• _Challenge_
Return the records, each one exactly as written.

+ + + + + + +

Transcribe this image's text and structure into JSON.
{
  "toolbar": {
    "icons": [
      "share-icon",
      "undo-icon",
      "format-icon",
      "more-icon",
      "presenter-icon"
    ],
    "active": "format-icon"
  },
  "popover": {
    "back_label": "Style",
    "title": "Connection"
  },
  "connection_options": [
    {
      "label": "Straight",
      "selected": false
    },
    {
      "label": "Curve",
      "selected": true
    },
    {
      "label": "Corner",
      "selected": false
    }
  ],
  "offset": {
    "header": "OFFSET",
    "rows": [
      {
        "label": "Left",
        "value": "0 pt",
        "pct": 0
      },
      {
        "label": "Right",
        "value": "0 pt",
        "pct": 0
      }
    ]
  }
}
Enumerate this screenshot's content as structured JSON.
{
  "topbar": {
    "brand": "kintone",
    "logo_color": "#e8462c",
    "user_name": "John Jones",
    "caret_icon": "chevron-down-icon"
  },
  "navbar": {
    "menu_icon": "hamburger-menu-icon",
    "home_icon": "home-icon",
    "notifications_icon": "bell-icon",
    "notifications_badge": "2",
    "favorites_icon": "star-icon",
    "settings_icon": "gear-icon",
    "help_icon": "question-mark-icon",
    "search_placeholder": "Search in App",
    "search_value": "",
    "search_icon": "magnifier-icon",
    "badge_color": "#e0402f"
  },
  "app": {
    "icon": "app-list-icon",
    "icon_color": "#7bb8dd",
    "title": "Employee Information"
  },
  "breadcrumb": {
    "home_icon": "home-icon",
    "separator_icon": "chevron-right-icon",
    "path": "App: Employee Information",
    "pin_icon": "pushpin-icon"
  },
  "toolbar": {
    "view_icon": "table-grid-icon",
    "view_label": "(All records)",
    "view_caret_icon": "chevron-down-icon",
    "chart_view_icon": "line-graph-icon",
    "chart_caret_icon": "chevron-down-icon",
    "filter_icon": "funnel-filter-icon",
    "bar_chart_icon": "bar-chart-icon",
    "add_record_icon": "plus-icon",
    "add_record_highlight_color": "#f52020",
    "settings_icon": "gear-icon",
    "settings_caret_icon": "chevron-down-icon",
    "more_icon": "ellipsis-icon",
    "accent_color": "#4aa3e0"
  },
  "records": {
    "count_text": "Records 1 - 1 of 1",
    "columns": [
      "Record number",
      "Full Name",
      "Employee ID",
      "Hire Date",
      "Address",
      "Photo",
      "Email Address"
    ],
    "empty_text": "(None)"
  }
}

+ + + + + + +

• _Output of the exercise_
Transcribe this image's text and structure into JSON.
{
  "toolbar": {
    "icons": [
      "share-icon",
      "undo-icon",
      "format-icon",
      "more-icon",
      "presenter-icon"
    ],
    "active": "format-icon"
  },
  "popover": {
    "back_label": "Style",
    "title": "Connection"
  },
  "connection_options": [
    {
      "label": "Straight",
      "selected": false
    },
    {
      "label": "Curve",
      "selected": true
    },
    {
      "label": "Corner",
      "selected": false
    }
  ],
  "offset": {
    "header": "OFFSET",
    "rows": [
      {
        "label": "Left",
        "value": "0 pt",
        "pct": 0
      },
      {
        "label": "Right",
        "value": "0 pt",
        "pct": 0
      }
    ]
  }
}
Enumerate this screenshot's content as structured JSON.
{
  "topbar": {
    "brand": "kintone",
    "logo_color": "#e8462c",
    "user_name": "John Jones",
    "caret_icon": "chevron-down-icon"
  },
  "navbar": {
    "menu_icon": "hamburger-menu-icon",
    "home_icon": "home-icon",
    "notifications_icon": "bell-icon",
    "notifications_badge": "2",
    "favorites_icon": "star-icon",
    "settings_icon": "gear-icon",
    "help_icon": "question-mark-icon",
    "search_placeholder": "Search in App",
    "search_value": "",
    "search_icon": "magnifier-icon",
    "badge_color": "#e0402f"
  },
  "app": {
    "icon": "app-list-icon",
    "icon_color": "#7bb8dd",
    "title": "Employee Information"
  },
  "breadcrumb": {
    "home_icon": "home-icon",
    "separator_icon": "chevron-right-icon",
    "path": "App: Employee Information",
    "pin_icon": "pushpin-icon"
  },
  "toolbar": {
    "view_icon": "table-grid-icon",
    "view_label": "(All records)",
    "view_caret_icon": "chevron-down-icon",
    "chart_view_icon": "line-graph-icon",
    "chart_caret_icon": "chevron-down-icon",
    "filter_icon": "funnel-filter-icon",
    "bar_chart_icon": "bar-chart-icon",
    "add_record_icon": "plus-icon",
    "add_record_highlight_color": "#f52020",
    "settings_icon": "gear-icon",
    "settings_caret_icon": "chevron-down-icon",
    "more_icon": "ellipsis-icon",
    "accent_color": "#4aa3e0"
  },
  "records": {
    "count_text": "Records 1 - 1 of 1",
    "columns": [
      "Record number",
      "Full Name",
      "Employee ID",
      "Hire Date",
      "Address",
      "Photo",
      "Email Address"
    ],
    "empty_text": "(None)"
  }
}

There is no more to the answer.